● **WORK INSTRUCTIONS**
Provide nothing but the number of lines containing the string "JSON".

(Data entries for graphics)
○ ○ ○ ○

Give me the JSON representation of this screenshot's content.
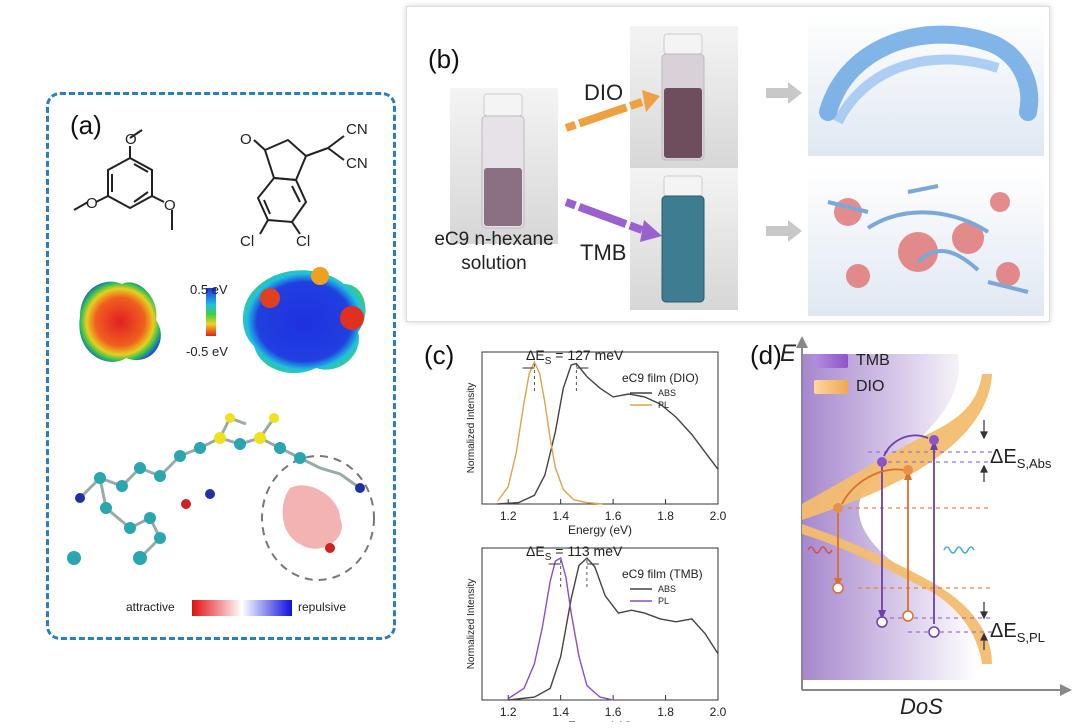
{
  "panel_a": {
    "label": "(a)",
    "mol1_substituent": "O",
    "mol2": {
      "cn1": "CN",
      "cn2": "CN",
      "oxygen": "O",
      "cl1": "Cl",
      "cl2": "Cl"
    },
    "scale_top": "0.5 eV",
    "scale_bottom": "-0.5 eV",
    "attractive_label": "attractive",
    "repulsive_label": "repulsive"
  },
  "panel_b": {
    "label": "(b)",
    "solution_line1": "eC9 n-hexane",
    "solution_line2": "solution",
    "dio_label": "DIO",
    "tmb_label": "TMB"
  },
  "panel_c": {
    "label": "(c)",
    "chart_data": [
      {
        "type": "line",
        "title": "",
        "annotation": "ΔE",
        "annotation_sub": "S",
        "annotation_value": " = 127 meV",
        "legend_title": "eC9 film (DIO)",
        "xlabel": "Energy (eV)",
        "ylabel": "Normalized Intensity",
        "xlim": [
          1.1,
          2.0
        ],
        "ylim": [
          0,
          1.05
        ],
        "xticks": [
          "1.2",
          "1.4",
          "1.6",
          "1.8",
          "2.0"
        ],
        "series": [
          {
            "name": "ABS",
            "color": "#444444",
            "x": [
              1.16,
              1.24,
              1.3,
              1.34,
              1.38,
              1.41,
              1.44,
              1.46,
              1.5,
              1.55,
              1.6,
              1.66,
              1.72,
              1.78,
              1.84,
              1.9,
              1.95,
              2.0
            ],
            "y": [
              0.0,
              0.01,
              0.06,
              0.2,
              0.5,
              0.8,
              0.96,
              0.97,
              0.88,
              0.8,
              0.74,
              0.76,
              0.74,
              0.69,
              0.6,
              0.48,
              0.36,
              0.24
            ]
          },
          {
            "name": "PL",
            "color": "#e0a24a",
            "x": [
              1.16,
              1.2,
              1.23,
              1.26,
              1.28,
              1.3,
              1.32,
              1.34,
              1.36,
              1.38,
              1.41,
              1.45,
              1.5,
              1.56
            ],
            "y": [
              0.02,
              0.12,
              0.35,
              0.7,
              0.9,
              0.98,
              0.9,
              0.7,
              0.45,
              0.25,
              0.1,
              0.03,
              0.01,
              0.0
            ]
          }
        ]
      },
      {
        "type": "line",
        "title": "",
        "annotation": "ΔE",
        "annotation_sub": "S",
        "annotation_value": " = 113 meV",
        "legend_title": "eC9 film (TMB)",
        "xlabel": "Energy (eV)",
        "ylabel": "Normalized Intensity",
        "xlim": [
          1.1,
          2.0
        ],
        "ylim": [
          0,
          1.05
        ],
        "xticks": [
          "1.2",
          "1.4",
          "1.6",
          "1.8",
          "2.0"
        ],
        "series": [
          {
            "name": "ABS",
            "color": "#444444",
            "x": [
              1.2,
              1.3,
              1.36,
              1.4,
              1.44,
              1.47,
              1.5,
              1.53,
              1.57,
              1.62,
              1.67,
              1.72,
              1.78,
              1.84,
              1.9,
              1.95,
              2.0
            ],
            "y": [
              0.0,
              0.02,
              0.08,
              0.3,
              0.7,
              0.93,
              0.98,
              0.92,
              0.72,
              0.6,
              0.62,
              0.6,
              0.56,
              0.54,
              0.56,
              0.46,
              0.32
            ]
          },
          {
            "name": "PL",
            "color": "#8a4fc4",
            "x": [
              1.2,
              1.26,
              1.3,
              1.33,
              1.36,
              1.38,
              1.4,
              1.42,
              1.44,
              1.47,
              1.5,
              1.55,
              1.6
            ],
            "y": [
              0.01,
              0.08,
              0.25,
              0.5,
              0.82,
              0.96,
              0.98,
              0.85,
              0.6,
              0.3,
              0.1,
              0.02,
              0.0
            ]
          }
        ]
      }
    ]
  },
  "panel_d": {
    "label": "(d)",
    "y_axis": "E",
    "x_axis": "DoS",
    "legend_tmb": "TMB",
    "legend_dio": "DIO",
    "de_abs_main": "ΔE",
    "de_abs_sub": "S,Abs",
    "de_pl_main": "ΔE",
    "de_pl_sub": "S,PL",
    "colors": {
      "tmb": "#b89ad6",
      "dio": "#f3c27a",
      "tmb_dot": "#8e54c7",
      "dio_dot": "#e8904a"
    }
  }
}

○ ○ ○ ○

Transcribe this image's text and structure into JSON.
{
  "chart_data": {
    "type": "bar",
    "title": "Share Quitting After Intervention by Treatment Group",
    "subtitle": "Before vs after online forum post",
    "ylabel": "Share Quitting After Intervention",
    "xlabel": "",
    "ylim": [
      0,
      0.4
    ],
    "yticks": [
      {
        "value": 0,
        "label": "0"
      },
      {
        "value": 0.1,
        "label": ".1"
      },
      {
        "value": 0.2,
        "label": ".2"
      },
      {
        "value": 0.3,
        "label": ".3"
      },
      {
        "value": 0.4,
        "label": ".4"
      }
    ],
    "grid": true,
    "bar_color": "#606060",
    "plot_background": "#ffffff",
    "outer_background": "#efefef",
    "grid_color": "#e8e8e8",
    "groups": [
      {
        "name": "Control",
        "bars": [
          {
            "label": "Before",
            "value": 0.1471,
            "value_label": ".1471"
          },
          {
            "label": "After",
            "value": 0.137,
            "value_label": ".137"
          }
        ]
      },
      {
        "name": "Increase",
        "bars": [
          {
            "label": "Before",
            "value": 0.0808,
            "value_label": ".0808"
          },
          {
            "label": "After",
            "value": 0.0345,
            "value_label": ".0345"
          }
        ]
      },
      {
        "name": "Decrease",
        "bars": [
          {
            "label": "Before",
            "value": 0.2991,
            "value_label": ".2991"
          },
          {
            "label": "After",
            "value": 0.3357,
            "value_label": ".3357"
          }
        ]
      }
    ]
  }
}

○ ○ ○ ○

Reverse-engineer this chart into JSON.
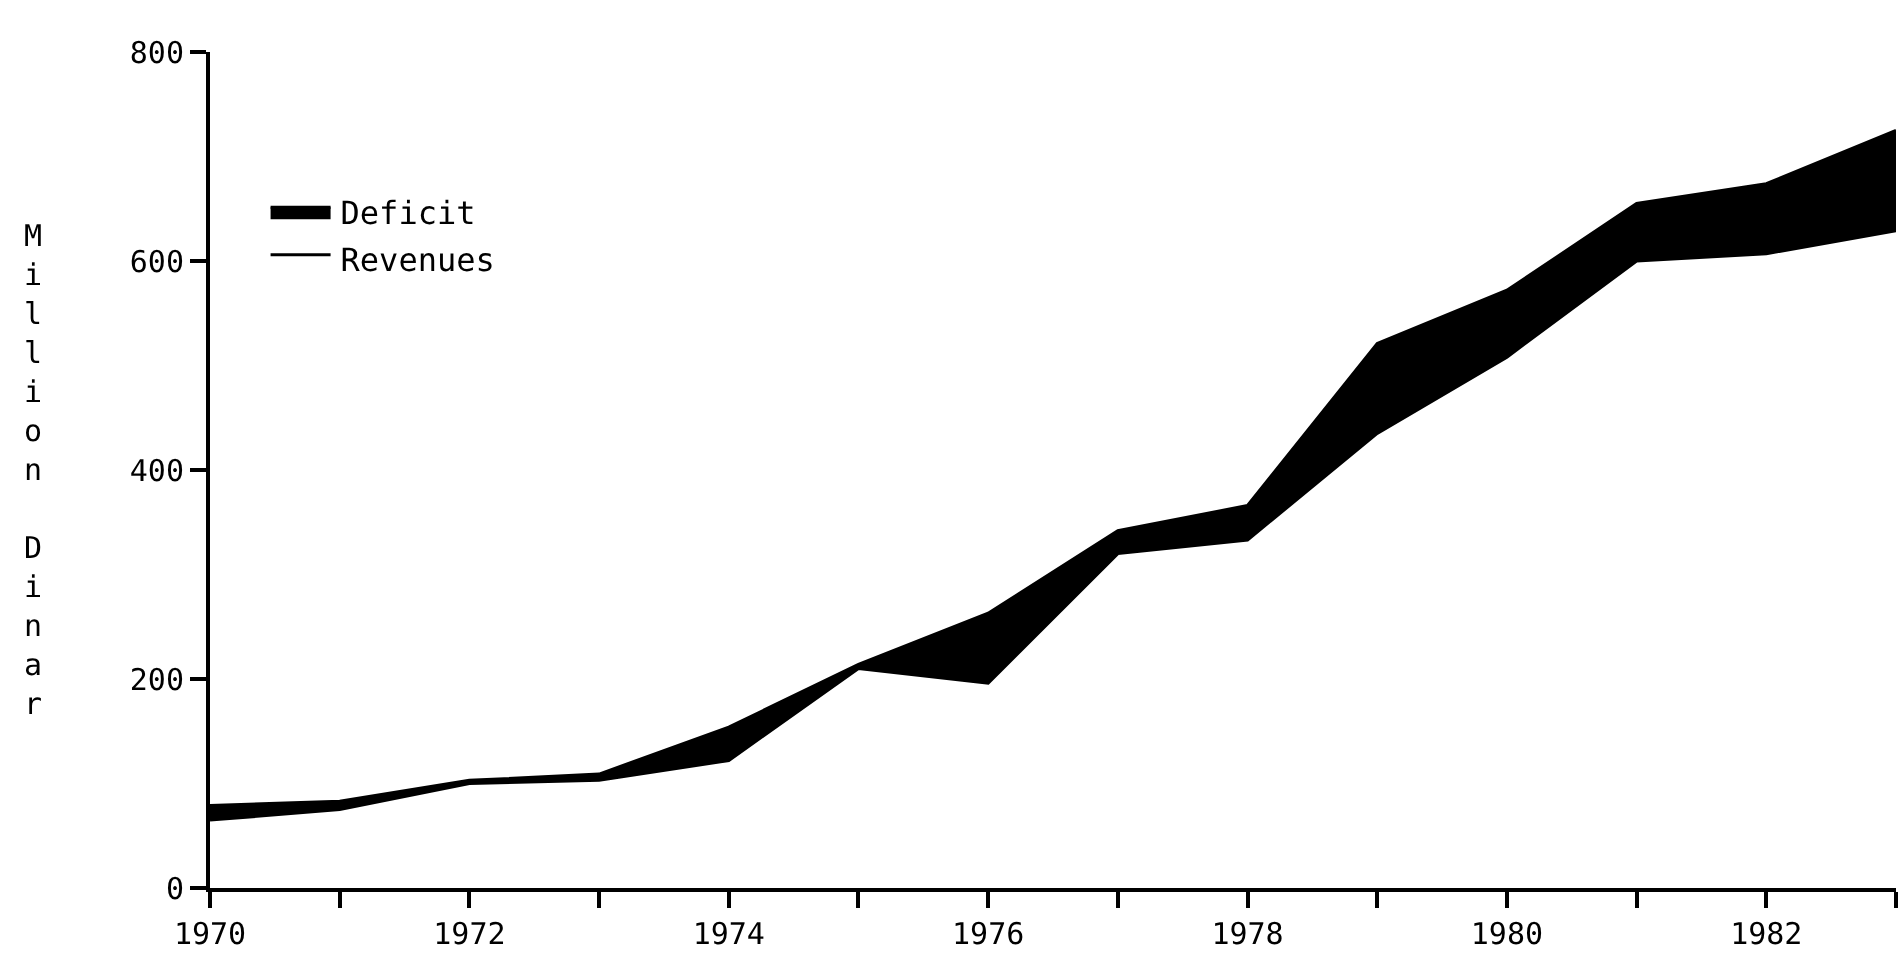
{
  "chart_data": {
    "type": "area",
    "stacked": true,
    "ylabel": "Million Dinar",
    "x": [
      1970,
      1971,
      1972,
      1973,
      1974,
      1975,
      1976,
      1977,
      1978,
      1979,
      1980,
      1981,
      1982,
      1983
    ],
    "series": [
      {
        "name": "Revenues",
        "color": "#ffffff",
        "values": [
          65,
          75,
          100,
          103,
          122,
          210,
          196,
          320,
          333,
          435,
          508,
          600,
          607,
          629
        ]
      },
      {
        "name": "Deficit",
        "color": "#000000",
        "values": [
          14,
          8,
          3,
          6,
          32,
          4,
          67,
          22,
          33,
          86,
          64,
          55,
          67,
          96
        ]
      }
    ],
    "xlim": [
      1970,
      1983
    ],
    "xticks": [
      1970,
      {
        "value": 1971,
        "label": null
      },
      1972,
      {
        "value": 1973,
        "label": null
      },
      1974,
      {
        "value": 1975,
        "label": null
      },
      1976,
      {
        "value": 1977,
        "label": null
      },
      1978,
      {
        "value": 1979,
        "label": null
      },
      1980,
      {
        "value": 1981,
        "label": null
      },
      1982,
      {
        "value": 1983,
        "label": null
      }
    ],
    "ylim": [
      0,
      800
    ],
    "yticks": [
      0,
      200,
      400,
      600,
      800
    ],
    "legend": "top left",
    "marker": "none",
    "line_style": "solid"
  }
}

○ ○ ○ ○

● **ANSWER TO THIS TASK**
3